Transcribe all of the material exactly, except for its pictures.

# DATA LINES

>> Start

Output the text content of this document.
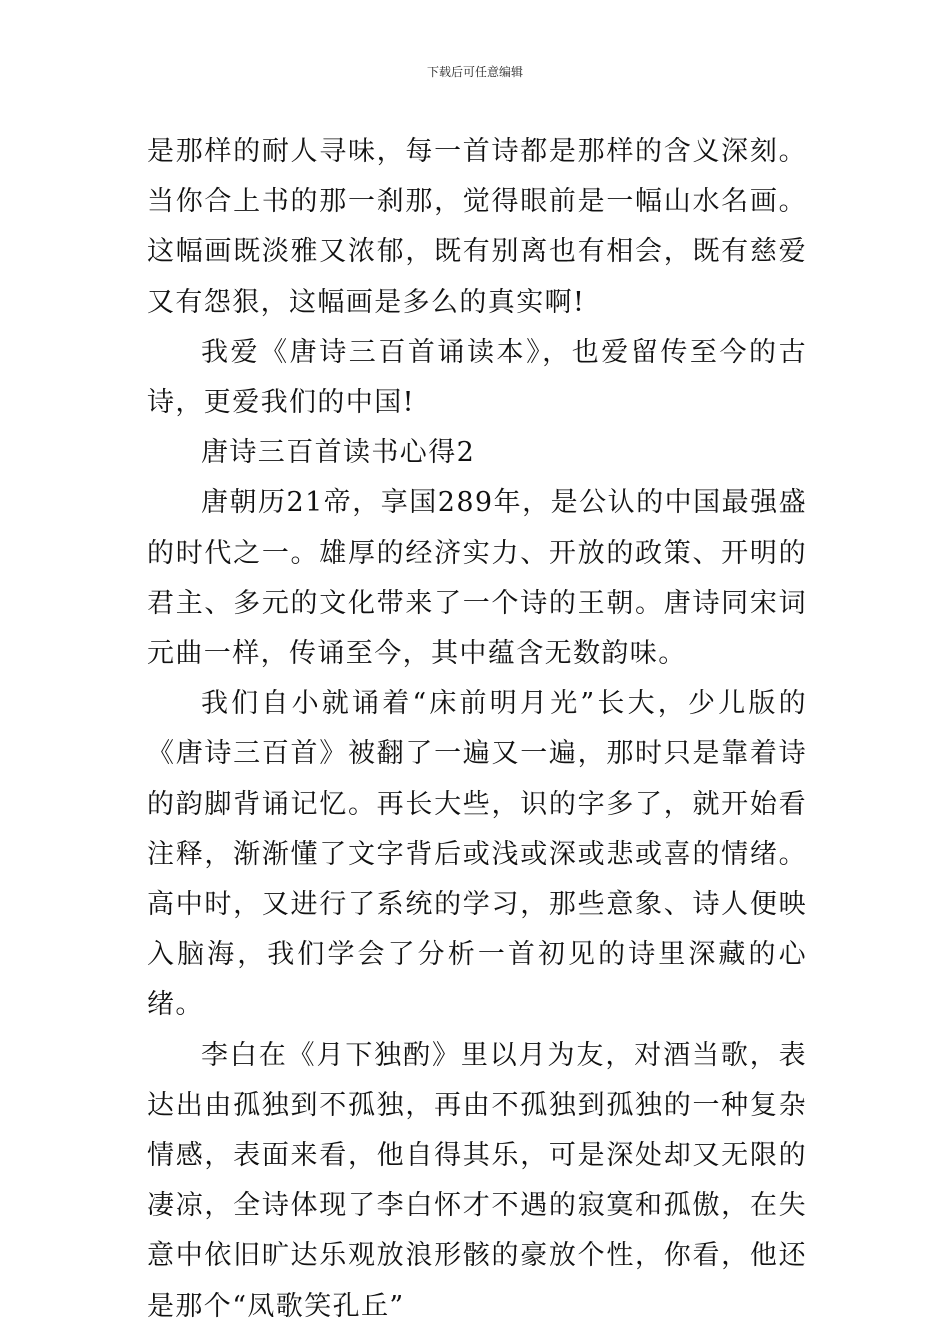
下载后可任意编辑

是那样的耐人寻味，每一首诗都是那样的含义深刻。当你合上书的那一刹那，觉得眼前是一幅山水名画。这幅画既淡雅又浓郁，既有别离也有相会，既有慈爱又有怨狠，这幅画是多么的真实啊!

我爱《唐诗三百首诵读本》，也爱留传至今的古诗，更爱我们的中国!

唐诗三百首读书心得2

唐朝历21帝，享国289年，是公认的中国最强盛的时代之一。雄厚的经济实力、开放的政策、开明的君主、多元的文化带来了一个诗的王朝。唐诗同宋词元曲一样，传诵至今，其中蕴含无数韵味。

我们自小就诵着“床前明月光”长大，少儿版的《唐诗三百首》被翻了一遍又一遍，那时只是靠着诗的韵脚背诵记忆。再长大些，识的字多了，就开始看注释，渐渐懂了文字背后或浅或深或悲或喜的情绪。高中时，又进行了系统的学习，那些意象、诗人便映入脑海，我们学会了分析一首初见的诗里深藏的心绪。

李白在《月下独酌》里以月为友，对酒当歌，表达出由孤独到不孤独，再由不孤独到孤独的一种复杂情感，表面来看，他自得其乐，可是深处却又无限的凄凉，全诗体现了李白怀才不遇的寂寞和孤傲，在失意中依旧旷达乐观放浪形骸的豪放个性，你看，他还是那个“凤歌笑孔丘”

>> End

# SOLUTION FOR THIS TASK
Output the text content of this document.
下载后可任意编辑

是那样的耐人寻味，每一首诗都是那样的含义深刻。当你合上书的那一刹那，觉得眼前是一幅山水名画。这幅画既淡雅又浓郁，既有别离也有相会，既有慈爱又有怨狠，这幅画是多么的真实啊!

我爱《唐诗三百首诵读本》，也爱留传至今的古诗，更爱我们的中国!

唐诗三百首读书心得2

唐朝历21帝，享国289年，是公认的中国最强盛的时代之一。雄厚的经济实力、开放的政策、开明的君主、多元的文化带来了一个诗的王朝。唐诗同宋词元曲一样，传诵至今，其中蕴含无数韵味。

我们自小就诵着“床前明月光”长大，少儿版的《唐诗三百首》被翻了一遍又一遍，那时只是靠着诗的韵脚背诵记忆。再长大些，识的字多了，就开始看注释，渐渐懂了文字背后或浅或深或悲或喜的情绪。高中时，又进行了系统的学习，那些意象、诗人便映入脑海，我们学会了分析一首初见的诗里深藏的心绪。

李白在《月下独酌》里以月为友，对酒当歌，表达出由孤独到不孤独，再由不孤独到孤独的一种复杂情感，表面来看，他自得其乐，可是深处却又无限的凄凉，全诗体现了李白怀才不遇的寂寞和孤傲，在失意中依旧旷达乐观放浪形骸的豪放个性，你看，他还是那个“凤歌笑孔丘”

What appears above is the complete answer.